WORK TO BE COMPLETED
Extract every entry word for word.

— START DATA FOR THIS TASK —

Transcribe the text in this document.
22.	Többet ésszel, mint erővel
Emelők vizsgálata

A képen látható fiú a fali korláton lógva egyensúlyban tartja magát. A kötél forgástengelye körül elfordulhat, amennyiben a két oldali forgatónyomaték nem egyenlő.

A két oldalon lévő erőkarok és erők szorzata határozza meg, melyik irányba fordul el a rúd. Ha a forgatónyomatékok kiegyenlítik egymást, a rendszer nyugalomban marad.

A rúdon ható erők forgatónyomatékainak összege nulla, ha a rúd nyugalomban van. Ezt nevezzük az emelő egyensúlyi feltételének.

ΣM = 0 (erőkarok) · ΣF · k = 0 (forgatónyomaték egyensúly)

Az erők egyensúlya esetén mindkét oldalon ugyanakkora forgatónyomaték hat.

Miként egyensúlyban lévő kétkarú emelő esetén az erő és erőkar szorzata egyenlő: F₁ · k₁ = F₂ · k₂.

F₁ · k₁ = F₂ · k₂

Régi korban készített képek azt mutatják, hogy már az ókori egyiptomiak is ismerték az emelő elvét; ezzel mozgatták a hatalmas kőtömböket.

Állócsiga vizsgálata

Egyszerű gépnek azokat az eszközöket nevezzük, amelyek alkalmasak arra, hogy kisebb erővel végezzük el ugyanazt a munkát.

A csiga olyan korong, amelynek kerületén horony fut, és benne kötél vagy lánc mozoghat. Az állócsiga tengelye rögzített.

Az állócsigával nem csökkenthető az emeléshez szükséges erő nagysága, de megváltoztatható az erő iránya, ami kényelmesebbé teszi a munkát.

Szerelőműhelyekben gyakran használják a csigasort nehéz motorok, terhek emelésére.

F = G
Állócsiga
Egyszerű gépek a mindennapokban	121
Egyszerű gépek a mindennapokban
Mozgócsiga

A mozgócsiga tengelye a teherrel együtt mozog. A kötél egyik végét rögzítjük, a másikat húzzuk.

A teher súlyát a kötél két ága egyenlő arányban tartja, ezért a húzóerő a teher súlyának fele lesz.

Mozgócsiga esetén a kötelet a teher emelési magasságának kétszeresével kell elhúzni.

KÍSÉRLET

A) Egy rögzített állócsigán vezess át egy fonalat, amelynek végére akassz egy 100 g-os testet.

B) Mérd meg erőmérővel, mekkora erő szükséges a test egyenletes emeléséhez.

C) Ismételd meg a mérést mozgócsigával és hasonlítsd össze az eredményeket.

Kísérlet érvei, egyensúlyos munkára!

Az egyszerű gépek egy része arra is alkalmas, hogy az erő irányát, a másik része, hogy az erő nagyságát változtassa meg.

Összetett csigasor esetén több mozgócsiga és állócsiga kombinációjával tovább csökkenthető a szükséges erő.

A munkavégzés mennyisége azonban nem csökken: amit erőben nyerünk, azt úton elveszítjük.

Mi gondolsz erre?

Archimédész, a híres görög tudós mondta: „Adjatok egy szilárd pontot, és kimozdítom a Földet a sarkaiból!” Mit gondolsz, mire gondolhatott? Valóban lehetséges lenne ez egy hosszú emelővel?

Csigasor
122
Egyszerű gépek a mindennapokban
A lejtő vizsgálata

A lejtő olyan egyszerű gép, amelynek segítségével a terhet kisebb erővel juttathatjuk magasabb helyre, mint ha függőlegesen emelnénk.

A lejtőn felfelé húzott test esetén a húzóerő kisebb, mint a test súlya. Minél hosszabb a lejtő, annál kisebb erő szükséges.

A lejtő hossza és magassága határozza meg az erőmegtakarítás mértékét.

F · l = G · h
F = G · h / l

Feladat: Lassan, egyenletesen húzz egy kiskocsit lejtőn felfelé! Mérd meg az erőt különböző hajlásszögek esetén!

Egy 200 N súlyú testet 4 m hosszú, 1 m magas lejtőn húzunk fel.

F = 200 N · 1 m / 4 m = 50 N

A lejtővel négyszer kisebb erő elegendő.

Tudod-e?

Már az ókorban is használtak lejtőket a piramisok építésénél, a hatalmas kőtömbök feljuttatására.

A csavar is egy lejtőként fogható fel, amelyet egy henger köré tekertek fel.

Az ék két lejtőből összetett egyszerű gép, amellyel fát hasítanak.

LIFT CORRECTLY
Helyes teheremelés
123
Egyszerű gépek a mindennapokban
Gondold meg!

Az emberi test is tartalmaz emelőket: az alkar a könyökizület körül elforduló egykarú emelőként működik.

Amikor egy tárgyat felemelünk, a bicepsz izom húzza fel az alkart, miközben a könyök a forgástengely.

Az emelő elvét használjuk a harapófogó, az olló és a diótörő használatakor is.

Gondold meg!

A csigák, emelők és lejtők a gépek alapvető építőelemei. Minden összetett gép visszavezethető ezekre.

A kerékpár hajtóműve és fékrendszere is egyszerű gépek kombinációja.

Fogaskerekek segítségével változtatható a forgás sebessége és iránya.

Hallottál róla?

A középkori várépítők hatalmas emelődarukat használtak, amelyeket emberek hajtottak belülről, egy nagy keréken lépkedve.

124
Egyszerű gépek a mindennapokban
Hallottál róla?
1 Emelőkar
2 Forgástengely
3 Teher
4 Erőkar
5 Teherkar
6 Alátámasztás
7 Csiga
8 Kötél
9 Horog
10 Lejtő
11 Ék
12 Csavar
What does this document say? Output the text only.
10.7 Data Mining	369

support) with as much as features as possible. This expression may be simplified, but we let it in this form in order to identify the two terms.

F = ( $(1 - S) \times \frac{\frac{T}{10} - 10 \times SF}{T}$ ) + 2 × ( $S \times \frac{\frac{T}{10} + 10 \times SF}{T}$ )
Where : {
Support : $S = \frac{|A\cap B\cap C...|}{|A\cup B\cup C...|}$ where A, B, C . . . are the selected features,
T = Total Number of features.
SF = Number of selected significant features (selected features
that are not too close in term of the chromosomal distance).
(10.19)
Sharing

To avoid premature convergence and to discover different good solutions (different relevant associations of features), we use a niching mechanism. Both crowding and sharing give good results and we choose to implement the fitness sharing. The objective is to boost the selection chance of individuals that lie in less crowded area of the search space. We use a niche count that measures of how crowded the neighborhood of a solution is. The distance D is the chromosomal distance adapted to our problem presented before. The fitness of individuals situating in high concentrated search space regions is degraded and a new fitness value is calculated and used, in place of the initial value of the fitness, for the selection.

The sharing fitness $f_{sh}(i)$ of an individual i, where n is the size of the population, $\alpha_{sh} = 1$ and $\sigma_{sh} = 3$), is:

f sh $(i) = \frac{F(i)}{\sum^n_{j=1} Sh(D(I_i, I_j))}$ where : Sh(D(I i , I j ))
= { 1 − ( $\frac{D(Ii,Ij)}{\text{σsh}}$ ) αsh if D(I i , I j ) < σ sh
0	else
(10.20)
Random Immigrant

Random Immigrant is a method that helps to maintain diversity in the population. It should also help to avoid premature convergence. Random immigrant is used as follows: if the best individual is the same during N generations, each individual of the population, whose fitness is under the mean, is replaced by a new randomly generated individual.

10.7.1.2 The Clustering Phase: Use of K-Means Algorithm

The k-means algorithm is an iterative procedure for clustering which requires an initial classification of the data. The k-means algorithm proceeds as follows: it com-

— END DATA FOR THIS TASK —

RESPONSE BELOW
Transcribe the text in this document.
22.	Többet ésszel, mint erővel
Emelők vizsgálata

A képen látható fiú a fali korláton lógva egyensúlyban tartja magát. A kötél forgástengelye körül elfordulhat, amennyiben a két oldali forgatónyomaték nem egyenlő.

A két oldalon lévő erőkarok és erők szorzata határozza meg, melyik irányba fordul el a rúd. Ha a forgatónyomatékok kiegyenlítik egymást, a rendszer nyugalomban marad.

A rúdon ható erők forgatónyomatékainak összege nulla, ha a rúd nyugalomban van. Ezt nevezzük az emelő egyensúlyi feltételének.

ΣM = 0 (erőkarok) · ΣF · k = 0 (forgatónyomaték egyensúly)

Az erők egyensúlya esetén mindkét oldalon ugyanakkora forgatónyomaték hat.

Miként egyensúlyban lévő kétkarú emelő esetén az erő és erőkar szorzata egyenlő: F₁ · k₁ = F₂ · k₂.

F₁ · k₁ = F₂ · k₂

Régi korban készített képek azt mutatják, hogy már az ókori egyiptomiak is ismerték az emelő elvét; ezzel mozgatták a hatalmas kőtömböket.

Állócsiga vizsgálata

Egyszerű gépnek azokat az eszközöket nevezzük, amelyek alkalmasak arra, hogy kisebb erővel végezzük el ugyanazt a munkát.

A csiga olyan korong, amelynek kerületén horony fut, és benne kötél vagy lánc mozoghat. Az állócsiga tengelye rögzített.

Az állócsigával nem csökkenthető az emeléshez szükséges erő nagysága, de megváltoztatható az erő iránya, ami kényelmesebbé teszi a munkát.

Szerelőműhelyekben gyakran használják a csigasort nehéz motorok, terhek emelésére.

F = G
Állócsiga
Egyszerű gépek a mindennapokban	121
Egyszerű gépek a mindennapokban
Mozgócsiga

A mozgócsiga tengelye a teherrel együtt mozog. A kötél egyik végét rögzítjük, a másikat húzzuk.

A teher súlyát a kötél két ága egyenlő arányban tartja, ezért a húzóerő a teher súlyának fele lesz.

Mozgócsiga esetén a kötelet a teher emelési magasságának kétszeresével kell elhúzni.

KÍSÉRLET

A) Egy rögzített állócsigán vezess át egy fonalat, amelynek végére akassz egy 100 g-os testet.

B) Mérd meg erőmérővel, mekkora erő szükséges a test egyenletes emeléséhez.

C) Ismételd meg a mérést mozgócsigával és hasonlítsd össze az eredményeket.

Kísérlet érvei, egyensúlyos munkára!

Az egyszerű gépek egy része arra is alkalmas, hogy az erő irányát, a másik része, hogy az erő nagyságát változtassa meg.

Összetett csigasor esetén több mozgócsiga és állócsiga kombinációjával tovább csökkenthető a szükséges erő.

A munkavégzés mennyisége azonban nem csökken: amit erőben nyerünk, azt úton elveszítjük.

Mi gondolsz erre?

Archimédész, a híres görög tudós mondta: „Adjatok egy szilárd pontot, és kimozdítom a Földet a sarkaiból!” Mit gondolsz, mire gondolhatott? Valóban lehetséges lenne ez egy hosszú emelővel?

Csigasor
122
Egyszerű gépek a mindennapokban
A lejtő vizsgálata

A lejtő olyan egyszerű gép, amelynek segítségével a terhet kisebb erővel juttathatjuk magasabb helyre, mint ha függőlegesen emelnénk.

A lejtőn felfelé húzott test esetén a húzóerő kisebb, mint a test súlya. Minél hosszabb a lejtő, annál kisebb erő szükséges.

A lejtő hossza és magassága határozza meg az erőmegtakarítás mértékét.

F · l = G · h
F = G · h / l

Feladat: Lassan, egyenletesen húzz egy kiskocsit lejtőn felfelé! Mérd meg az erőt különböző hajlásszögek esetén!

Egy 200 N súlyú testet 4 m hosszú, 1 m magas lejtőn húzunk fel.

F = 200 N · 1 m / 4 m = 50 N

A lejtővel négyszer kisebb erő elegendő.

Tudod-e?

Már az ókorban is használtak lejtőket a piramisok építésénél, a hatalmas kőtömbök feljuttatására.

A csavar is egy lejtőként fogható fel, amelyet egy henger köré tekertek fel.

Az ék két lejtőből összetett egyszerű gép, amellyel fát hasítanak.

LIFT CORRECTLY
Helyes teheremelés
123
Egyszerű gépek a mindennapokban
Gondold meg!

Az emberi test is tartalmaz emelőket: az alkar a könyökizület körül elforduló egykarú emelőként működik.

Amikor egy tárgyat felemelünk, a bicepsz izom húzza fel az alkart, miközben a könyök a forgástengely.

Az emelő elvét használjuk a harapófogó, az olló és a diótörő használatakor is.

Gondold meg!

A csigák, emelők és lejtők a gépek alapvető építőelemei. Minden összetett gép visszavezethető ezekre.

A kerékpár hajtóműve és fékrendszere is egyszerű gépek kombinációja.

Fogaskerekek segítségével változtatható a forgás sebessége és iránya.

Hallottál róla?

A középkori várépítők hatalmas emelődarukat használtak, amelyeket emberek hajtottak belülről, egy nagy keréken lépkedve.

124
Egyszerű gépek a mindennapokban
Hallottál róla?
1 Emelőkar
2 Forgástengely
3 Teher
4 Erőkar
5 Teherkar
6 Alátámasztás
7 Csiga
8 Kötél
9 Horog
10 Lejtő
11 Ék
12 Csavar
What does this document say? Output the text only.
10.7 Data Mining	369

support) with as much as features as possible. This expression may be simplified, but we let it in this form in order to identify the two terms.

F = ( $(1 - S) \times \frac{\frac{T}{10} - 10 \times SF}{T}$ ) + 2 × ( $S \times \frac{\frac{T}{10} + 10 \times SF}{T}$ )
Where : {
Support : $S = \frac{|A\cap B\cap C...|}{|A\cup B\cup C...|}$ where A, B, C . . . are the selected features,
T = Total Number of features.
SF = Number of selected significant features (selected features
that are not too close in term of the chromosomal distance).
(10.19)
Sharing

To avoid premature convergence and to discover different good solutions (different relevant associations of features), we use a niching mechanism. Both crowding and sharing give good results and we choose to implement the fitness sharing. The objective is to boost the selection chance of individuals that lie in less crowded area of the search space. We use a niche count that measures of how crowded the neighborhood of a solution is. The distance D is the chromosomal distance adapted to our problem presented before. The fitness of individuals situating in high concentrated search space regions is degraded and a new fitness value is calculated and used, in place of the initial value of the fitness, for the selection.

The sharing fitness $f_{sh}(i)$ of an individual i, where n is the size of the population, $\alpha_{sh} = 1$ and $\sigma_{sh} = 3$), is:

f sh $(i) = \frac{F(i)}{\sum^n_{j=1} Sh(D(I_i, I_j))}$ where : Sh(D(I i , I j ))
= { 1 − ( $\frac{D(Ii,Ij)}{\text{σsh}}$ ) αsh if D(I i , I j ) < σ sh
0	else
(10.20)
Random Immigrant

Random Immigrant is a method that helps to maintain diversity in the population. It should also help to avoid premature convergence. Random immigrant is used as follows: if the best individual is the same during N generations, each individual of the population, whose fitness is under the mean, is replaced by a new randomly generated individual.

10.7.1.2 The Clustering Phase: Use of K-Means Algorithm

The k-means algorithm is an iterative procedure for clustering which requires an initial classification of the data. The k-means algorithm proceeds as follows: it com-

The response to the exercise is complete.